Instructions for the task >>
Copy out each line of the material in which the word "brightness" appears.

[Rows from a figure dataset]

* BEGIN *

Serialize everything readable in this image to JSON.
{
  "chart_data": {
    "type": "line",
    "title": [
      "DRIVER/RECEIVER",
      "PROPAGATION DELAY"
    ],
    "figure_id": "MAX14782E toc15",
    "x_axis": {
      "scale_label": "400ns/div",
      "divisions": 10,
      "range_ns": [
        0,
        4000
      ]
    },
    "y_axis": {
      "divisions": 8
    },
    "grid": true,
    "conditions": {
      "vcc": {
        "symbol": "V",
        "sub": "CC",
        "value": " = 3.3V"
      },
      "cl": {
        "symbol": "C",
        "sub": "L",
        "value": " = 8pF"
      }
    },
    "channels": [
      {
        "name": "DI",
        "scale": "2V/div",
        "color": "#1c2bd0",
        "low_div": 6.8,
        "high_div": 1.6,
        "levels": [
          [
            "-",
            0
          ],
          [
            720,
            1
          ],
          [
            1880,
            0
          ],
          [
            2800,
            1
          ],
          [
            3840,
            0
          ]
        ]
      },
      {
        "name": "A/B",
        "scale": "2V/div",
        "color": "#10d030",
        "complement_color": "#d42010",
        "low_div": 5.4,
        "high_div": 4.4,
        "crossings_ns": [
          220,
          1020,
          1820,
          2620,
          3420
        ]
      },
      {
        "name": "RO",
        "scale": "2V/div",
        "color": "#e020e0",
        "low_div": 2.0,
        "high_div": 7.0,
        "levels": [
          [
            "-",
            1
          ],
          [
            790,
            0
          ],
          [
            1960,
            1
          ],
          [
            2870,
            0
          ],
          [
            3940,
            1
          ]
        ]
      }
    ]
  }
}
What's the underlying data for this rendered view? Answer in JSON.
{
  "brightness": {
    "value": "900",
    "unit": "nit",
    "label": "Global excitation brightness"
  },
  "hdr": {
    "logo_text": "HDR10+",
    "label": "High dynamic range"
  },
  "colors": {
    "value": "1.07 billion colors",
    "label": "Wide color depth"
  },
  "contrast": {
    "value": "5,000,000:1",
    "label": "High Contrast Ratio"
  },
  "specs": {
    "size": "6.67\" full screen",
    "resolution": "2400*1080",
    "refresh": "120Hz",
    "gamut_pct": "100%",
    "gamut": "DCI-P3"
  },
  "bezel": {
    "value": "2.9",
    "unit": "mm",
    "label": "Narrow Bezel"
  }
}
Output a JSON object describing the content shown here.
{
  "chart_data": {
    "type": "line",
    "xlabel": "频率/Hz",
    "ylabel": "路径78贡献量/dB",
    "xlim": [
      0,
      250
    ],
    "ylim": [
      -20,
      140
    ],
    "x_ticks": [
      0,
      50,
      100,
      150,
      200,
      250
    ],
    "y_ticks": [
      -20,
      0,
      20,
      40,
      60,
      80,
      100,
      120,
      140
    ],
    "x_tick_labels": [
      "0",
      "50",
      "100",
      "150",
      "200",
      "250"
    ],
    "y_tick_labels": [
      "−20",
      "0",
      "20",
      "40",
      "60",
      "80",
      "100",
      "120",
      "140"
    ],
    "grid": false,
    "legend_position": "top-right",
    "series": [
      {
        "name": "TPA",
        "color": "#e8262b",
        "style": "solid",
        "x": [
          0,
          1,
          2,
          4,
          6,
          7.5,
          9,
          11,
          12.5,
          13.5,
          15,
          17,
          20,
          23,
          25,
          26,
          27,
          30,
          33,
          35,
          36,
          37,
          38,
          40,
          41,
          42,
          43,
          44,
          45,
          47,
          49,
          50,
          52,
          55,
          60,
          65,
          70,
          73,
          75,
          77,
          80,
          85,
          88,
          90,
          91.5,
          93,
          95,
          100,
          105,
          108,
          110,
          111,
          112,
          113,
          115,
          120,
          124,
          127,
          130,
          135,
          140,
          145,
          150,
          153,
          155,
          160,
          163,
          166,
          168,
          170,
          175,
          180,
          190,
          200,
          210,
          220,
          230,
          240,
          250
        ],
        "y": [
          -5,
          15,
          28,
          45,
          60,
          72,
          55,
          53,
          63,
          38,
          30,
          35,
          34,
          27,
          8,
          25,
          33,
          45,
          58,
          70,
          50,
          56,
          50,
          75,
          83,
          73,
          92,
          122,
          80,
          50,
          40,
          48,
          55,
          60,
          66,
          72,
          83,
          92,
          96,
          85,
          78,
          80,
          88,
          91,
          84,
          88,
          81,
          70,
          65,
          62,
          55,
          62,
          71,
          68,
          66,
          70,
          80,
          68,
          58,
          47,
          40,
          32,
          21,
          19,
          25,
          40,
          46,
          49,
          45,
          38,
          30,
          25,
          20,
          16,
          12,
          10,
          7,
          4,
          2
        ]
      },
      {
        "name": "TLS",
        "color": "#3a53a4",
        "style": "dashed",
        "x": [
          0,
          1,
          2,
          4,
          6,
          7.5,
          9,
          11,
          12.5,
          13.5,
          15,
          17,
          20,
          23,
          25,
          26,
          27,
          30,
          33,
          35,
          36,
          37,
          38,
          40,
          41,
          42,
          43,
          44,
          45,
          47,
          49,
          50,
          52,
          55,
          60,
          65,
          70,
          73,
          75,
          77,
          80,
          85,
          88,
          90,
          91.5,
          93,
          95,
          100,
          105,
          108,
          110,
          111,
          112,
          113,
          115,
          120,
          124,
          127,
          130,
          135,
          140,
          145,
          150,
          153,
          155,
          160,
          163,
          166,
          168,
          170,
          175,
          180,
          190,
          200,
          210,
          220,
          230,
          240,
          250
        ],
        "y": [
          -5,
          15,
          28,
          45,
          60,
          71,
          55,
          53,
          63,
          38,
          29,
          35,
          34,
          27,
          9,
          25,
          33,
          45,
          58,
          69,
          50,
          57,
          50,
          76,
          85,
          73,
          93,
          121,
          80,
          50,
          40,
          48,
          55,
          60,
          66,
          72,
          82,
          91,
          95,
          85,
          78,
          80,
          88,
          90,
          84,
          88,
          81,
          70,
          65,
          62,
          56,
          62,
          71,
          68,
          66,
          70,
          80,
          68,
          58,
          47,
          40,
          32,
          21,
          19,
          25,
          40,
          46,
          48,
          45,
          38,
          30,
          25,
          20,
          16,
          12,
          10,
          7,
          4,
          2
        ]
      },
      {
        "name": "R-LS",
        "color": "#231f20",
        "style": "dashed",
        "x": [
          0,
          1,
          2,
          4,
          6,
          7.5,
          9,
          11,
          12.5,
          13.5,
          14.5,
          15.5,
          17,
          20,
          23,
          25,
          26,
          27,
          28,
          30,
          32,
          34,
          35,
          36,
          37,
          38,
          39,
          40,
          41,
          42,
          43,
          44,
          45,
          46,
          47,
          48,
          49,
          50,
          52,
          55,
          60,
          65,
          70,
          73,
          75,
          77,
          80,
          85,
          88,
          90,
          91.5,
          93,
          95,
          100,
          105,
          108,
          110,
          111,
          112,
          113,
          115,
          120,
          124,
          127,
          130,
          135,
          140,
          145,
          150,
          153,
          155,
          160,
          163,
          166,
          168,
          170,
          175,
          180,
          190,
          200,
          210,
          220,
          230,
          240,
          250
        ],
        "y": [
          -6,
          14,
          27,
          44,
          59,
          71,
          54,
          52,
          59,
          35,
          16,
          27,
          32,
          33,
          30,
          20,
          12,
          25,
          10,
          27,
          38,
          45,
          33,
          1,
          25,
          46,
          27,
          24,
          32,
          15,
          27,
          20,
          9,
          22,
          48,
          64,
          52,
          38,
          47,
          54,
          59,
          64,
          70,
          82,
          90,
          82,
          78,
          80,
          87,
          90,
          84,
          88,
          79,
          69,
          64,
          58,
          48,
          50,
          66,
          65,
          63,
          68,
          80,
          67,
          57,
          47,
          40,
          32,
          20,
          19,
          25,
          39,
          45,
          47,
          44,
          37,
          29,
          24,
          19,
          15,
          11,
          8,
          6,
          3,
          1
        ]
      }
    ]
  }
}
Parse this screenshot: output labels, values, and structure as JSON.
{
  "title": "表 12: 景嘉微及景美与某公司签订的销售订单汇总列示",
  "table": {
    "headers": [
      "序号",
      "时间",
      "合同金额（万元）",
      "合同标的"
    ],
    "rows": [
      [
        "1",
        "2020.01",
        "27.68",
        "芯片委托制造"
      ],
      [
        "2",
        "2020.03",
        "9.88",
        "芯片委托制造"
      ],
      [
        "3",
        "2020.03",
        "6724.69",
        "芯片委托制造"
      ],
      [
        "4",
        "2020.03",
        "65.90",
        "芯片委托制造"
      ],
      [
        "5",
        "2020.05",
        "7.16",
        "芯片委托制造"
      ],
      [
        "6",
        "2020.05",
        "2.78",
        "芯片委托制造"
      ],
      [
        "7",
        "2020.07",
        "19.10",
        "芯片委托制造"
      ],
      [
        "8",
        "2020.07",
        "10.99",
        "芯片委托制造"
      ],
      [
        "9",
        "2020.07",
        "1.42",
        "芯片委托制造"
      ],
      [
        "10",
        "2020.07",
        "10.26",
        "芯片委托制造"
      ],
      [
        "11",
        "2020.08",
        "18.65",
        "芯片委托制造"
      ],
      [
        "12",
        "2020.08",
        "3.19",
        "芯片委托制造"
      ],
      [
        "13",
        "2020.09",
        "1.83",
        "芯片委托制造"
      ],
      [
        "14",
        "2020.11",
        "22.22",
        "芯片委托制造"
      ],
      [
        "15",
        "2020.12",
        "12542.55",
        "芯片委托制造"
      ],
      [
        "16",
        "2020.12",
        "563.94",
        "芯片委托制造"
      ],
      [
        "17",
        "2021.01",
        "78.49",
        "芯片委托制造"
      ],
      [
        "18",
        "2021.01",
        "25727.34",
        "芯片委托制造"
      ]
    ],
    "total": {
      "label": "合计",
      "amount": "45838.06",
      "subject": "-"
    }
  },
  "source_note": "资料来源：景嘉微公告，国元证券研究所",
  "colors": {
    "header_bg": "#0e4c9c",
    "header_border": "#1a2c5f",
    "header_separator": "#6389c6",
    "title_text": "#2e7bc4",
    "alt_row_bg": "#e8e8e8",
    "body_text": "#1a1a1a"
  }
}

* END *

Final answer >>
  "brightness": {
    "label": "Global excitation brightness"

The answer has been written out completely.